Within the records that follow, find every line containing the string "content". Copy those lines.

§

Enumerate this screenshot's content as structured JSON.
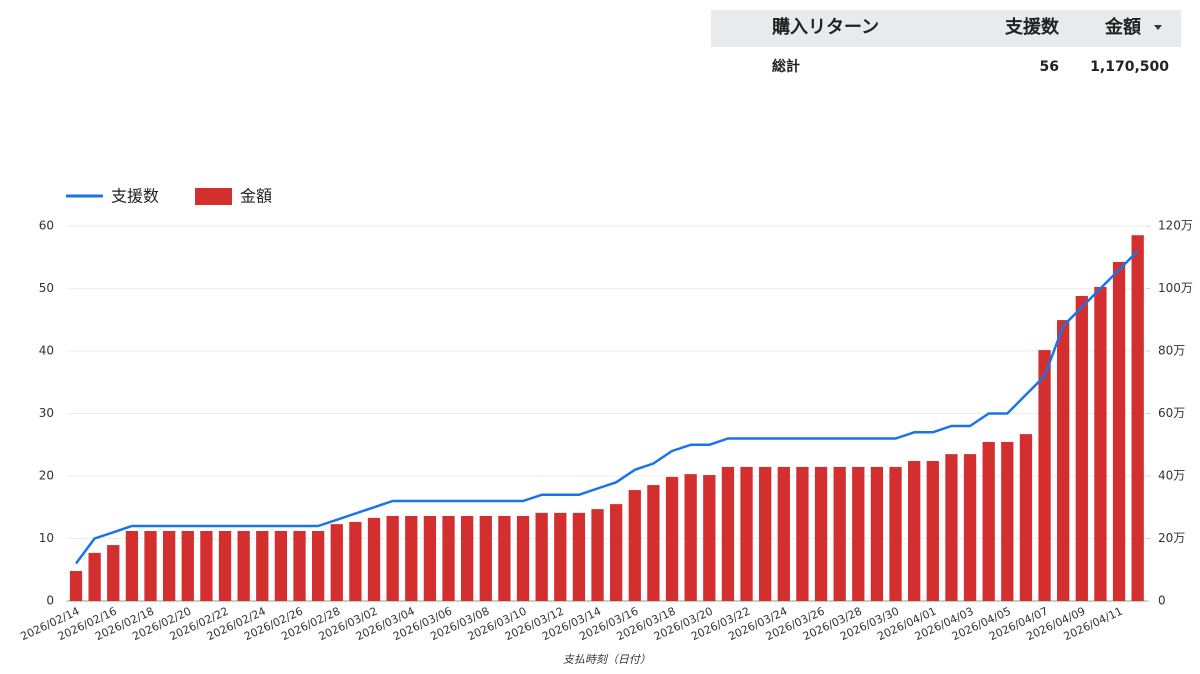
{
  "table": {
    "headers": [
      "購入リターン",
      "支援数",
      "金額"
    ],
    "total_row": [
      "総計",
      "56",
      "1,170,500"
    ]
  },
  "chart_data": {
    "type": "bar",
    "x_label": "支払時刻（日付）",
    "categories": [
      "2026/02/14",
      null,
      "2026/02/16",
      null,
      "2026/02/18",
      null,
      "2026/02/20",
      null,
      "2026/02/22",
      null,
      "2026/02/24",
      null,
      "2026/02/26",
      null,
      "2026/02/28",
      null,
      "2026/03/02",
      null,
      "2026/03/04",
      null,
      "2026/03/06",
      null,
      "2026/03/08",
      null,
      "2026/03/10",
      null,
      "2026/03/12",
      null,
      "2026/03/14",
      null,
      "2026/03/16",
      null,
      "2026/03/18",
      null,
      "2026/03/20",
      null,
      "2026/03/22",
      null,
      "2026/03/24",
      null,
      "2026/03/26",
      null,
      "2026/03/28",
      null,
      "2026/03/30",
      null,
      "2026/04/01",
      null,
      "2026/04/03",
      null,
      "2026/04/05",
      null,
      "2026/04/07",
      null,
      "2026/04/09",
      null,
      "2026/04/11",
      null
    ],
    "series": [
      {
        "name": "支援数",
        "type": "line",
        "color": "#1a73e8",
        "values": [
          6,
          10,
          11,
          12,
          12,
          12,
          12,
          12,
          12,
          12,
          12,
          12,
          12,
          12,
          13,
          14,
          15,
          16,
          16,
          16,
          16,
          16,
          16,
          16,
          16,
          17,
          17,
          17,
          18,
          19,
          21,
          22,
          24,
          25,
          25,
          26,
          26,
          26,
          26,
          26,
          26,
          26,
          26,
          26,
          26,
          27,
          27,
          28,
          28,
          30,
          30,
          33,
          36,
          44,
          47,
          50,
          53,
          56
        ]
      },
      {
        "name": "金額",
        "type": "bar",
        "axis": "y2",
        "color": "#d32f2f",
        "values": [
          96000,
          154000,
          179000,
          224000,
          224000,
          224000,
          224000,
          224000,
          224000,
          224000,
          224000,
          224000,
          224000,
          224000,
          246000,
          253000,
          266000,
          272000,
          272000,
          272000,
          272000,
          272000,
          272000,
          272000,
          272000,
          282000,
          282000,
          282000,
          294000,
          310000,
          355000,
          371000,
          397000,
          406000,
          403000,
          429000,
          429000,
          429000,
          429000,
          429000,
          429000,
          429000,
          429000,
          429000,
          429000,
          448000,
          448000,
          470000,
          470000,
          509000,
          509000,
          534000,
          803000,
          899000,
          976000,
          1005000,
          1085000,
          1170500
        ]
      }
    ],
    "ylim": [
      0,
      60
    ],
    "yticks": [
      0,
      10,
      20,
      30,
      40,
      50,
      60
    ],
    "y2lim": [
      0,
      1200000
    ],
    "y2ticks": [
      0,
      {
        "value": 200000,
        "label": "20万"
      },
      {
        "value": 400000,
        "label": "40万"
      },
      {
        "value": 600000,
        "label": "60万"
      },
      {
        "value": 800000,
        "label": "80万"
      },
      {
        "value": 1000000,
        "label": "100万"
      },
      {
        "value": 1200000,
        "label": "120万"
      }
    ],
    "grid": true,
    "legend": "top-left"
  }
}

§

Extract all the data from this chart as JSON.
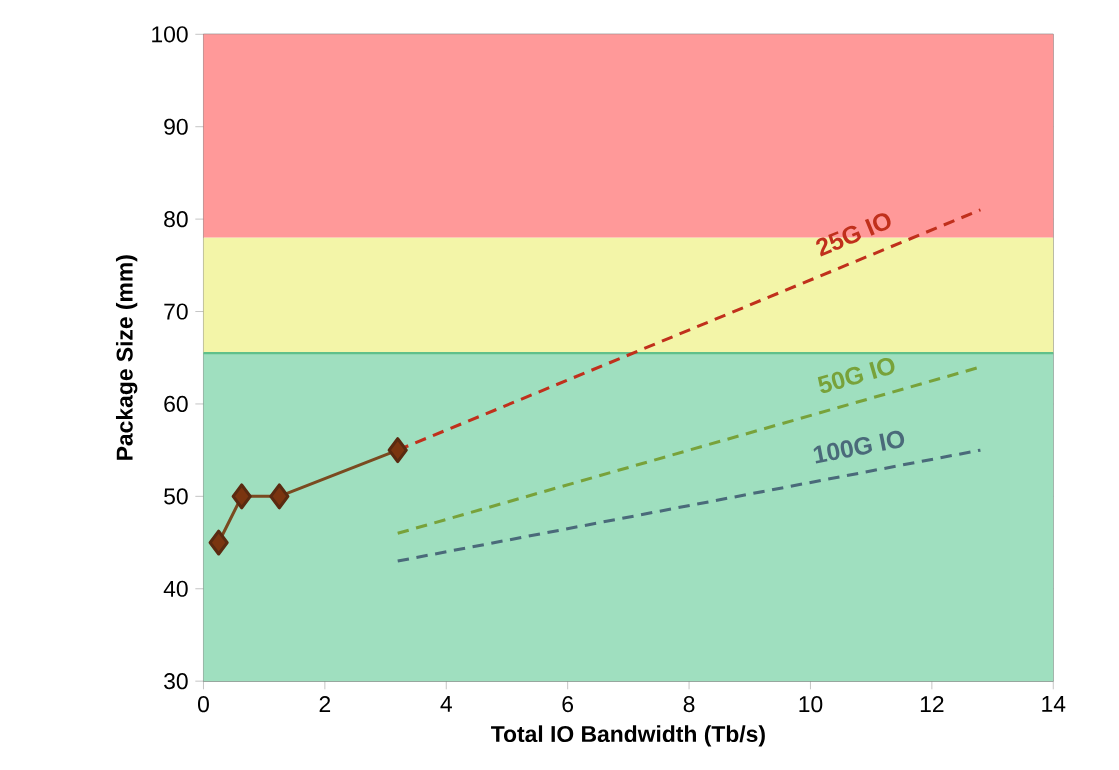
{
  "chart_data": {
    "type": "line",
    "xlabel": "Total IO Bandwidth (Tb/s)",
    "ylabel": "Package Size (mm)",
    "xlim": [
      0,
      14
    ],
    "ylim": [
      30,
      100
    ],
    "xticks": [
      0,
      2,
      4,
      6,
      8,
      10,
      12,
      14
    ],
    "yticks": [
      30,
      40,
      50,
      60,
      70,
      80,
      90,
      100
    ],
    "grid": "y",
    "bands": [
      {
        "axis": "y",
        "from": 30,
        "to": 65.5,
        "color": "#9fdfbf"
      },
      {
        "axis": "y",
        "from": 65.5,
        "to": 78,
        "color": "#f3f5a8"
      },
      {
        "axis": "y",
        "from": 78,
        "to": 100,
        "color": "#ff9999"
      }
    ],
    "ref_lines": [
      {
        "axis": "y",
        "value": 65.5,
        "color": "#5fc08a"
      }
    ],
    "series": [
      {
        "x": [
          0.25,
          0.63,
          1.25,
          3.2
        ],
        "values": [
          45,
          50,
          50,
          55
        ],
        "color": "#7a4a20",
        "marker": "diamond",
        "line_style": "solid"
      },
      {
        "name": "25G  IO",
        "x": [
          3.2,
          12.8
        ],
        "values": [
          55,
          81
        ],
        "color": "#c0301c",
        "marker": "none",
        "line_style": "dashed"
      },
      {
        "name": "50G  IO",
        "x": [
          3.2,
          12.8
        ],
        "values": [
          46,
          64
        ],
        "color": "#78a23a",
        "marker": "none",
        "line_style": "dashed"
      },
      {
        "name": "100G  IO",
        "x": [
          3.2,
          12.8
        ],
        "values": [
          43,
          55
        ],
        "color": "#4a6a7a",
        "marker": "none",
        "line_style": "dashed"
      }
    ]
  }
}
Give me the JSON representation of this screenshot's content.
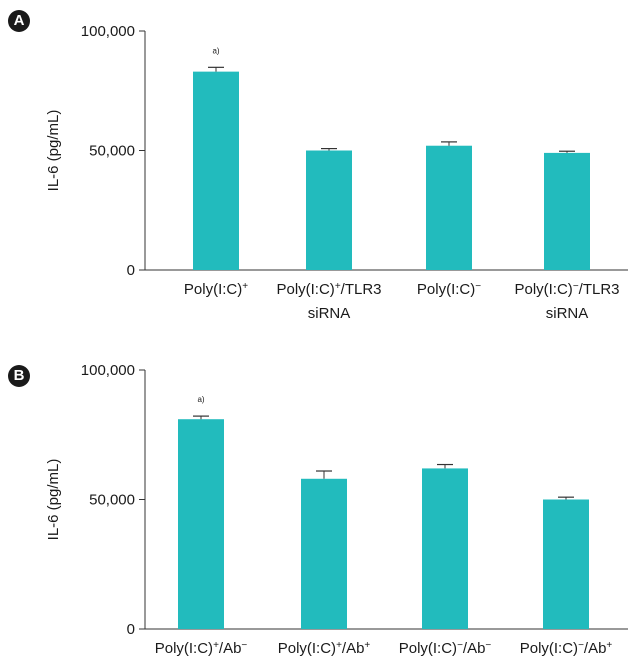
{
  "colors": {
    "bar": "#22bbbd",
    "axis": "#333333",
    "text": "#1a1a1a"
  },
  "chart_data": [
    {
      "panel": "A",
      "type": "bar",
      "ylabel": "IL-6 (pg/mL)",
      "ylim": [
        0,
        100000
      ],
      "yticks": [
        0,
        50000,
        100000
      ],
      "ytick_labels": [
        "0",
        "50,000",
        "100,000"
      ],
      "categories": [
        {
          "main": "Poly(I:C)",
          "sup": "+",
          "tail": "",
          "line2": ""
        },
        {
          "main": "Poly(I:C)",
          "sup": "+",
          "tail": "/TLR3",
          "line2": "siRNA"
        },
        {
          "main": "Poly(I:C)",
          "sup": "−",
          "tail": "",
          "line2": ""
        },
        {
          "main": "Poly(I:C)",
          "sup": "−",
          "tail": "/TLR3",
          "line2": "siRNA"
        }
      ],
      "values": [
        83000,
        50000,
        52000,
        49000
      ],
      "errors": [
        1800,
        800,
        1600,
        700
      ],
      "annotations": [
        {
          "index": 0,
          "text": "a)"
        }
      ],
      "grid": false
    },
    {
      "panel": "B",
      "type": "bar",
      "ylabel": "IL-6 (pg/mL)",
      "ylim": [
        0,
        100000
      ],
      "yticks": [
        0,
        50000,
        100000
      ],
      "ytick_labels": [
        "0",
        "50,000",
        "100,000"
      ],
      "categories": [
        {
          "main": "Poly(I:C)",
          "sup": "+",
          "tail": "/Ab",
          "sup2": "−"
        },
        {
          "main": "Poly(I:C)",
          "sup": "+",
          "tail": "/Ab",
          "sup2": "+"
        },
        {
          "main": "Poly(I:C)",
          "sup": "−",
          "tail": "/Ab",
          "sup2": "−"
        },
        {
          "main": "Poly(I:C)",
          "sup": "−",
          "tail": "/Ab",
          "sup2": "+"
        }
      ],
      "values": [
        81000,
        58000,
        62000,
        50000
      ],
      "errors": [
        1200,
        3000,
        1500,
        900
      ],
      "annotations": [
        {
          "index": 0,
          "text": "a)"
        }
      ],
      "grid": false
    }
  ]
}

§

## [Exercise result]
Enumerate this screenshot's content as structured JSON.
Give me the JSON representation of this screenshot's content.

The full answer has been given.